What to work on:
The records are to be copied in their entirety, exactly as given.

*** Begin section ***

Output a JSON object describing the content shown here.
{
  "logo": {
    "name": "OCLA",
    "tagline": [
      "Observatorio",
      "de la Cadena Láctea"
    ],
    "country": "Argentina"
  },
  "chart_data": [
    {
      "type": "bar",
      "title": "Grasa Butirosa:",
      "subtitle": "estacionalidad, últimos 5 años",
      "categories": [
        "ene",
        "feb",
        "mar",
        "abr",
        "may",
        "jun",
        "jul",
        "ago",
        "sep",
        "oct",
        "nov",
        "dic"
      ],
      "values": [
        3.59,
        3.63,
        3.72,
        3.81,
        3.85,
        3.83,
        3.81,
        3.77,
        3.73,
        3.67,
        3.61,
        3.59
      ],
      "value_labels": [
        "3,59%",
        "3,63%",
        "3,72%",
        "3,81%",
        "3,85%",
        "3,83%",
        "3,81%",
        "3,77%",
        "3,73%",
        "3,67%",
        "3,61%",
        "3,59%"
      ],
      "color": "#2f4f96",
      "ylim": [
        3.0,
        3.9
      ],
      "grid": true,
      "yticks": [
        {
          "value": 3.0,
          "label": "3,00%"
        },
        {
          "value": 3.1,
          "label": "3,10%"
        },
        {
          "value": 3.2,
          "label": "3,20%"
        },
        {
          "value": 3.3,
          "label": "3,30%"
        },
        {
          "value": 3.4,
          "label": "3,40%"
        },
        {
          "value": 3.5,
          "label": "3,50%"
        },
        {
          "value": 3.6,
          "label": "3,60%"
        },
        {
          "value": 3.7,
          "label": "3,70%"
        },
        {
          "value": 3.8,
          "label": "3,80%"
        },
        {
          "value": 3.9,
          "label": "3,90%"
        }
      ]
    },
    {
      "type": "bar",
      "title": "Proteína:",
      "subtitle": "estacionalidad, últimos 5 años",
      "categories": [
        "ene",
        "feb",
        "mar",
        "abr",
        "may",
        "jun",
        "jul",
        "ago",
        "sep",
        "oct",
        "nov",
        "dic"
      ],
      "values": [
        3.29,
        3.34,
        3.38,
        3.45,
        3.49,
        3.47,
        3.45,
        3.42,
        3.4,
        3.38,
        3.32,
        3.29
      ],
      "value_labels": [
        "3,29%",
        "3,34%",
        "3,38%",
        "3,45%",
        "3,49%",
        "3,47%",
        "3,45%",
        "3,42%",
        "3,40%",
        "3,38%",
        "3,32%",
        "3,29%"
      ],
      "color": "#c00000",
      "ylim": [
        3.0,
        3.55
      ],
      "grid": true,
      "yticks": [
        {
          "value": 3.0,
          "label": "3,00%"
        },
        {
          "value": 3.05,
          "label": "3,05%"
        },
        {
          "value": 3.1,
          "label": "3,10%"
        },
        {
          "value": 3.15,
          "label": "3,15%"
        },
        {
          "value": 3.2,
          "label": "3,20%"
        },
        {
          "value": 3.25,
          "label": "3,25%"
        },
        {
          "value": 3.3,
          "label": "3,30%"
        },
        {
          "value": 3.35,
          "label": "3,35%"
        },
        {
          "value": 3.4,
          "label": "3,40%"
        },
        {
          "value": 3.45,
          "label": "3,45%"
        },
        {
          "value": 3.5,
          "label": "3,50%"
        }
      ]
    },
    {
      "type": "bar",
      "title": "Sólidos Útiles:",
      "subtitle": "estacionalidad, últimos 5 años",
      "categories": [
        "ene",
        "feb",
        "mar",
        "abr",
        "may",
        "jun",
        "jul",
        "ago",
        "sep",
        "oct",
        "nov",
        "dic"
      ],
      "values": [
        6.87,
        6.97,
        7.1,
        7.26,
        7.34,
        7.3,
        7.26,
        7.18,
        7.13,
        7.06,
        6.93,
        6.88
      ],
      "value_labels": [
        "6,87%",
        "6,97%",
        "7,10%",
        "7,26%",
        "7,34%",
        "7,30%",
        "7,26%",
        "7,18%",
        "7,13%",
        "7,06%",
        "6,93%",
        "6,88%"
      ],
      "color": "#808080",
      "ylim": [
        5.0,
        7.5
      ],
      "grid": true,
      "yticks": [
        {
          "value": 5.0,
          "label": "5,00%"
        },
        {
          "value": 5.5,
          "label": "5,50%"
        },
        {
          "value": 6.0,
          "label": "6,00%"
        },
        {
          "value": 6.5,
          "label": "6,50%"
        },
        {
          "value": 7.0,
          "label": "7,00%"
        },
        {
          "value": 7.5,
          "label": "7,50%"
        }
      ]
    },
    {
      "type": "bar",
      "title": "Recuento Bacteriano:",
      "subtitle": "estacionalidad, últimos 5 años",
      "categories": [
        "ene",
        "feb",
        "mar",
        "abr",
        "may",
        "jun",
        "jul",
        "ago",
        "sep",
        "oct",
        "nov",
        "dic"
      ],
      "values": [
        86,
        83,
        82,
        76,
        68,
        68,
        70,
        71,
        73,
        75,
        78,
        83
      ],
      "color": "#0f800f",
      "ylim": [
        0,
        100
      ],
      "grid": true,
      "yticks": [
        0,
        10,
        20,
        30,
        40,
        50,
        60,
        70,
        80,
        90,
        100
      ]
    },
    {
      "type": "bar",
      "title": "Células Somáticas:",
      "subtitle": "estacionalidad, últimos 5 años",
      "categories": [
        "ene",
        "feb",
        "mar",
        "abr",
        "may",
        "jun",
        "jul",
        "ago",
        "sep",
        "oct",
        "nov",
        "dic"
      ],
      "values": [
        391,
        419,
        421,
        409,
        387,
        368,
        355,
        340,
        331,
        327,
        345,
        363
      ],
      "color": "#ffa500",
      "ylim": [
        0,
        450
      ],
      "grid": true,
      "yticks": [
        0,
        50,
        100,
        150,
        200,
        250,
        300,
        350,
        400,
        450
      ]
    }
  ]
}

*** End section ***

Output of the exercise:
Output a JSON object describing the content shown here.
{
  "logo": {
    "name": "OCLA",
    "tagline": [
      "Observatorio",
      "de la Cadena Láctea"
    ],
    "country": "Argentina"
  },
  "chart_data": [
    {
      "type": "bar",
      "title": "Grasa Butirosa:",
      "subtitle": "estacionalidad, últimos 5 años",
      "categories": [
        "ene",
        "feb",
        "mar",
        "abr",
        "may",
        "jun",
        "jul",
        "ago",
        "sep",
        "oct",
        "nov",
        "dic"
      ],
      "values": [
        3.59,
        3.63,
        3.72,
        3.81,
        3.85,
        3.83,
        3.81,
        3.77,
        3.73,
        3.67,
        3.61,
        3.59
      ],
      "value_labels": [
        "3,59%",
        "3,63%",
        "3,72%",
        "3,81%",
        "3,85%",
        "3,83%",
        "3,81%",
        "3,77%",
        "3,73%",
        "3,67%",
        "3,61%",
        "3,59%"
      ],
      "color": "#2f4f96",
      "ylim": [
        3.0,
        3.9
      ],
      "grid": true,
      "yticks": [
        {
          "value": 3.0,
          "label": "3,00%"
        },
        {
          "value": 3.1,
          "label": "3,10%"
        },
        {
          "value": 3.2,
          "label": "3,20%"
        },
        {
          "value": 3.3,
          "label": "3,30%"
        },
        {
          "value": 3.4,
          "label": "3,40%"
        },
        {
          "value": 3.5,
          "label": "3,50%"
        },
        {
          "value": 3.6,
          "label": "3,60%"
        },
        {
          "value": 3.7,
          "label": "3,70%"
        },
        {
          "value": 3.8,
          "label": "3,80%"
        },
        {
          "value": 3.9,
          "label": "3,90%"
        }
      ]
    },
    {
      "type": "bar",
      "title": "Proteína:",
      "subtitle": "estacionalidad, últimos 5 años",
      "categories": [
        "ene",
        "feb",
        "mar",
        "abr",
        "may",
        "jun",
        "jul",
        "ago",
        "sep",
        "oct",
        "nov",
        "dic"
      ],
      "values": [
        3.29,
        3.34,
        3.38,
        3.45,
        3.49,
        3.47,
        3.45,
        3.42,
        3.4,
        3.38,
        3.32,
        3.29
      ],
      "value_labels": [
        "3,29%",
        "3,34%",
        "3,38%",
        "3,45%",
        "3,49%",
        "3,47%",
        "3,45%",
        "3,42%",
        "3,40%",
        "3,38%",
        "3,32%",
        "3,29%"
      ],
      "color": "#c00000",
      "ylim": [
        3.0,
        3.55
      ],
      "grid": true,
      "yticks": [
        {
          "value": 3.0,
          "label": "3,00%"
        },
        {
          "value": 3.05,
          "label": "3,05%"
        },
        {
          "value": 3.1,
          "label": "3,10%"
        },
        {
          "value": 3.15,
          "label": "3,15%"
        },
        {
          "value": 3.2,
          "label": "3,20%"
        },
        {
          "value": 3.25,
          "label": "3,25%"
        },
        {
          "value": 3.3,
          "label": "3,30%"
        },
        {
          "value": 3.35,
          "label": "3,35%"
        },
        {
          "value": 3.4,
          "label": "3,40%"
        },
        {
          "value": 3.45,
          "label": "3,45%"
        },
        {
          "value": 3.5,
          "label": "3,50%"
        }
      ]
    },
    {
      "type": "bar",
      "title": "Sólidos Útiles:",
      "subtitle": "estacionalidad, últimos 5 años",
      "categories": [
        "ene",
        "feb",
        "mar",
        "abr",
        "may",
        "jun",
        "jul",
        "ago",
        "sep",
        "oct",
        "nov",
        "dic"
      ],
      "values": [
        6.87,
        6.97,
        7.1,
        7.26,
        7.34,
        7.3,
        7.26,
        7.18,
        7.13,
        7.06,
        6.93,
        6.88
      ],
      "value_labels": [
        "6,87%",
        "6,97%",
        "7,10%",
        "7,26%",
        "7,34%",
        "7,30%",
        "7,26%",
        "7,18%",
        "7,13%",
        "7,06%",
        "6,93%",
        "6,88%"
      ],
      "color": "#808080",
      "ylim": [
        5.0,
        7.5
      ],
      "grid": true,
      "yticks": [
        {
          "value": 5.0,
          "label": "5,00%"
        },
        {
          "value": 5.5,
          "label": "5,50%"
        },
        {
          "value": 6.0,
          "label": "6,00%"
        },
        {
          "value": 6.5,
          "label": "6,50%"
        },
        {
          "value": 7.0,
          "label": "7,00%"
        },
        {
          "value": 7.5,
          "label": "7,50%"
        }
      ]
    },
    {
      "type": "bar",
      "title": "Recuento Bacteriano:",
      "subtitle": "estacionalidad, últimos 5 años",
      "categories": [
        "ene",
        "feb",
        "mar",
        "abr",
        "may",
        "jun",
        "jul",
        "ago",
        "sep",
        "oct",
        "nov",
        "dic"
      ],
      "values": [
        86,
        83,
        82,
        76,
        68,
        68,
        70,
        71,
        73,
        75,
        78,
        83
      ],
      "color": "#0f800f",
      "ylim": [
        0,
        100
      ],
      "grid": true,
      "yticks": [
        0,
        10,
        20,
        30,
        40,
        50,
        60,
        70,
        80,
        90,
        100
      ]
    },
    {
      "type": "bar",
      "title": "Células Somáticas:",
      "subtitle": "estacionalidad, últimos 5 años",
      "categories": [
        "ene",
        "feb",
        "mar",
        "abr",
        "may",
        "jun",
        "jul",
        "ago",
        "sep",
        "oct",
        "nov",
        "dic"
      ],
      "values": [
        391,
        419,
        421,
        409,
        387,
        368,
        355,
        340,
        331,
        327,
        345,
        363
      ],
      "color": "#ffa500",
      "ylim": [
        0,
        450
      ],
      "grid": true,
      "yticks": [
        0,
        50,
        100,
        150,
        200,
        250,
        300,
        350,
        400,
        450
      ]
    }
  ]
}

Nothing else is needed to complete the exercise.